• [TASK STATEMENT]:
Drop the images; return everything else in the listing below exactly.

___ RECORDS FOR PROCESSING

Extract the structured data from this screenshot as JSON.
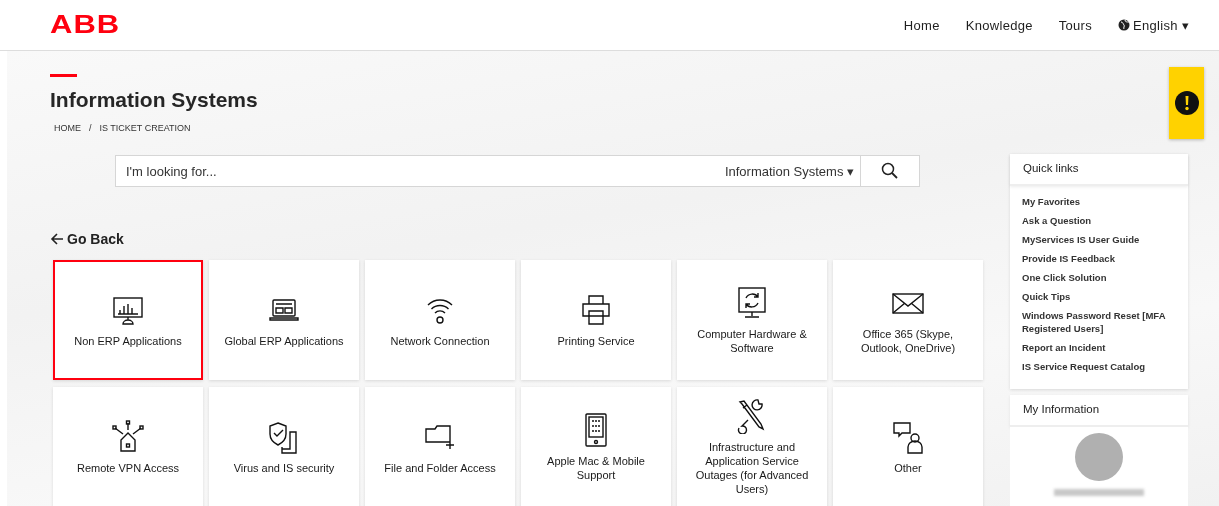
{
  "header": {
    "logo": "ABB",
    "nav": [
      "Home",
      "Knowledge",
      "Tours"
    ],
    "language": {
      "label": "English",
      "caret": "▾"
    }
  },
  "page": {
    "title": "Information Systems",
    "breadcrumb": [
      "HOME",
      "IS TICKET CREATION"
    ],
    "separator": "/"
  },
  "search": {
    "placeholder": "I'm looking for...",
    "scope": "Information Systems",
    "scope_caret": "▾"
  },
  "back": {
    "label": "Go Back"
  },
  "tiles": [
    {
      "label": "Non ERP Applications",
      "selected": true
    },
    {
      "label": "Global ERP Applications",
      "selected": false
    },
    {
      "label": "Network Connection",
      "selected": false
    },
    {
      "label": "Printing Service",
      "selected": false
    },
    {
      "label": "Computer Hardware & Software",
      "selected": false
    },
    {
      "label": "Office 365 (Skype, Outlook, OneDrive)",
      "selected": false
    },
    {
      "label": "Remote VPN Access",
      "selected": false
    },
    {
      "label": "Virus and IS security",
      "selected": false
    },
    {
      "label": "File and Folder Access",
      "selected": false
    },
    {
      "label": "Apple Mac & Mobile Support",
      "selected": false
    },
    {
      "label": "Infrastructure and Application Service Outages (for Advanced Users)",
      "selected": false
    },
    {
      "label": "Other",
      "selected": false
    }
  ],
  "quick_links": {
    "title": "Quick links",
    "items": [
      "My Favorites",
      "Ask a Question",
      "MyServices IS User Guide",
      "Provide IS Feedback",
      "One Click Solution",
      "Quick Tips",
      "Windows Password Reset [MFA Registered Users]",
      "Report an Incident",
      "IS Service Request Catalog"
    ]
  },
  "my_information": {
    "title": "My Information"
  }
}
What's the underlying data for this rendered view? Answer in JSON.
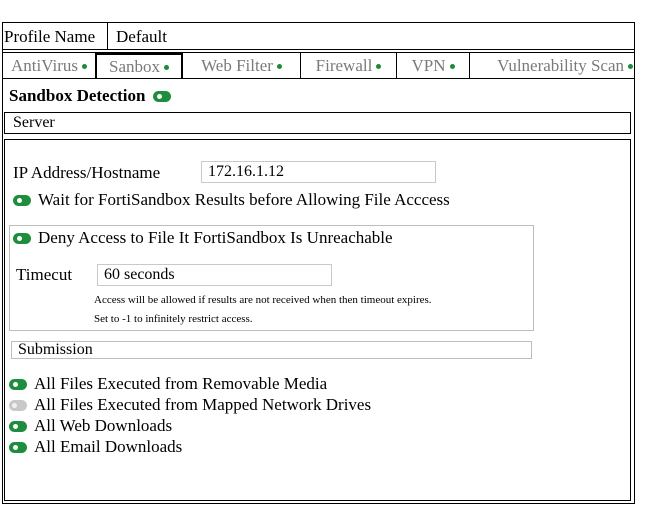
{
  "profile": {
    "label": "Profile Name",
    "value": "Default"
  },
  "tabs": [
    {
      "label": "AntiVirus",
      "active": false
    },
    {
      "label": "Sanbox",
      "active": true
    },
    {
      "label": "Web Filter",
      "active": false
    },
    {
      "label": "Firewall",
      "active": false
    },
    {
      "label": "VPN",
      "active": false
    },
    {
      "label": "Vulnerability Scan",
      "active": false
    }
  ],
  "section": {
    "title": "Sandbox Detection",
    "enabled": true
  },
  "server": {
    "header": "Server",
    "ip_label": "IP Address/Hostname",
    "ip_value": "172.16.1.12",
    "wait_label": "Wait for FortiSandbox Results before Allowing File Acccess",
    "wait_enabled": true,
    "deny_label": "Deny Access to File It FortiSandbox Is Unreachable",
    "deny_enabled": true,
    "timeout_label": "Timecut",
    "timeout_value": "60 seconds",
    "note_line1": "Access will be allowed if results are not received when then timeout expires.",
    "note_line2": "Set to -1 to infinitely restrict  access."
  },
  "submission": {
    "header": "Submission",
    "items": [
      {
        "label": "All Files Executed from Removable Media",
        "enabled": true
      },
      {
        "label": "All Files Executed from Mapped Network Drives",
        "enabled": false
      },
      {
        "label": "All Web Downloads",
        "enabled": true
      },
      {
        "label": "All Email Downloads",
        "enabled": true
      }
    ]
  },
  "colors": {
    "toggle_on": "#1e8e3e",
    "toggle_off": "#c8c8c8",
    "tab_text": "#7a7a7a"
  },
  "icons": {
    "toggle": "toggle-switch-icon",
    "tab_indicator": "status-dot-icon"
  }
}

______

• [WRITTEN SOLUTION]:
Extract the structured data from this screenshot as JSON.
{
  "header": {
    "logo": "ABB",
    "nav": [
      "Home",
      "Knowledge",
      "Tours"
    ],
    "language": {
      "label": "English",
      "caret": "▾"
    }
  },
  "page": {
    "title": "Information Systems",
    "breadcrumb": [
      "HOME",
      "IS TICKET CREATION"
    ],
    "separator": "/"
  },
  "search": {
    "placeholder": "I'm looking for...",
    "scope": "Information Systems",
    "scope_caret": "▾"
  },
  "back": {
    "label": "Go Back"
  },
  "tiles": [
    {
      "label": "Non ERP Applications",
      "selected": true
    },
    {
      "label": "Global ERP Applications",
      "selected": false
    },
    {
      "label": "Network Connection",
      "selected": false
    },
    {
      "label": "Printing Service",
      "selected": false
    },
    {
      "label": "Computer Hardware & Software",
      "selected": false
    },
    {
      "label": "Office 365 (Skype, Outlook, OneDrive)",
      "selected": false
    },
    {
      "label": "Remote VPN Access",
      "selected": false
    },
    {
      "label": "Virus and IS security",
      "selected": false
    },
    {
      "label": "File and Folder Access",
      "selected": false
    },
    {
      "label": "Apple Mac & Mobile Support",
      "selected": false
    },
    {
      "label": "Infrastructure and Application Service Outages (for Advanced Users)",
      "selected": false
    },
    {
      "label": "Other",
      "selected": false
    }
  ],
  "quick_links": {
    "title": "Quick links",
    "items": [
      "My Favorites",
      "Ask a Question",
      "MyServices IS User Guide",
      "Provide IS Feedback",
      "One Click Solution",
      "Quick Tips",
      "Windows Password Reset [MFA Registered Users]",
      "Report an Incident",
      "IS Service Request Catalog"
    ]
  },
  "my_information": {
    "title": "My Information"
  }
}
What's the underlying data for this rendered view? Answer in JSON.
{
  "profile": {
    "label": "Profile Name",
    "value": "Default"
  },
  "tabs": [
    {
      "label": "AntiVirus",
      "active": false
    },
    {
      "label": "Sanbox",
      "active": true
    },
    {
      "label": "Web Filter",
      "active": false
    },
    {
      "label": "Firewall",
      "active": false
    },
    {
      "label": "VPN",
      "active": false
    },
    {
      "label": "Vulnerability Scan",
      "active": false
    }
  ],
  "section": {
    "title": "Sandbox Detection",
    "enabled": true
  },
  "server": {
    "header": "Server",
    "ip_label": "IP Address/Hostname",
    "ip_value": "172.16.1.12",
    "wait_label": "Wait for FortiSandbox Results before Allowing File Acccess",
    "wait_enabled": true,
    "deny_label": "Deny Access to File It FortiSandbox Is Unreachable",
    "deny_enabled": true,
    "timeout_label": "Timecut",
    "timeout_value": "60 seconds",
    "note_line1": "Access will be allowed if results are not received when then timeout expires.",
    "note_line2": "Set to -1 to infinitely restrict  access."
  },
  "submission": {
    "header": "Submission",
    "items": [
      {
        "label": "All Files Executed from Removable Media",
        "enabled": true
      },
      {
        "label": "All Files Executed from Mapped Network Drives",
        "enabled": false
      },
      {
        "label": "All Web Downloads",
        "enabled": true
      },
      {
        "label": "All Email Downloads",
        "enabled": true
      }
    ]
  },
  "colors": {
    "toggle_on": "#1e8e3e",
    "toggle_off": "#c8c8c8",
    "tab_text": "#7a7a7a"
  },
  "icons": {
    "toggle": "toggle-switch-icon",
    "tab_indicator": "status-dot-icon"
  }
}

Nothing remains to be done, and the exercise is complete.